= Aim =
Copy each record exactly as it reads, leaving out any pictures it holds.

= Records shown =

======

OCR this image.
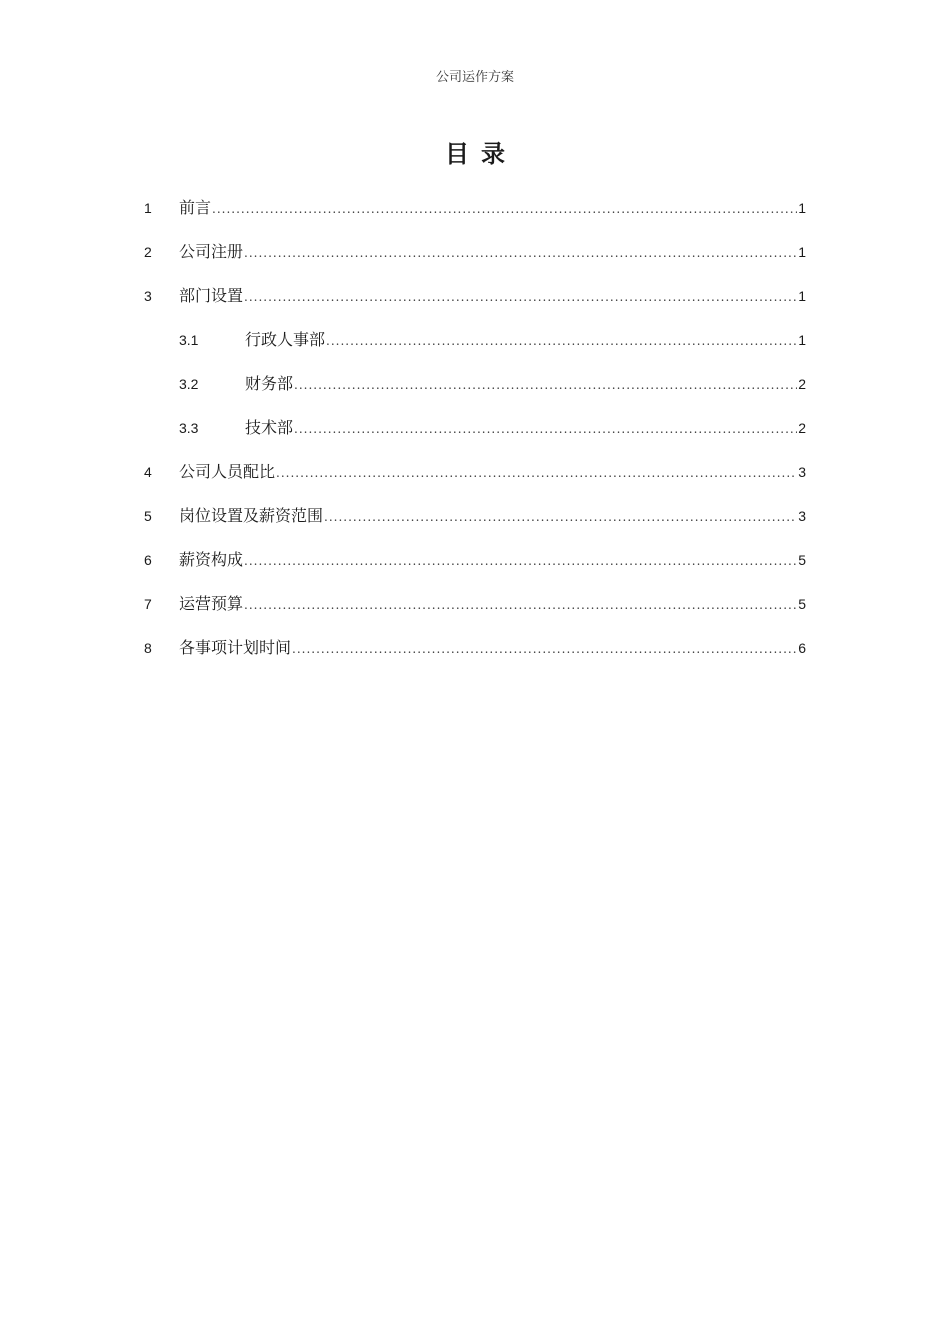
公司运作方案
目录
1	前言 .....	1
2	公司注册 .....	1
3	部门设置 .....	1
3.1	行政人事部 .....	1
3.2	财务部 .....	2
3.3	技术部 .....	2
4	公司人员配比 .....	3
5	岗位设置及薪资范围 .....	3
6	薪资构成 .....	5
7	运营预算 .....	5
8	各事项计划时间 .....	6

======

= Exercise solution =
OCR this image.
公司运作方案
目录
1	前言 .....	1
2	公司注册 .....	1
3	部门设置 .....	1
3.1	行政人事部 .....	1
3.2	财务部 .....	2
3.3	技术部 .....	2
4	公司人员配比 .....	3
5	岗位设置及薪资范围 .....	3
6	薪资构成 .....	5
7	运营预算 .....	5
8	各事项计划时间 .....	6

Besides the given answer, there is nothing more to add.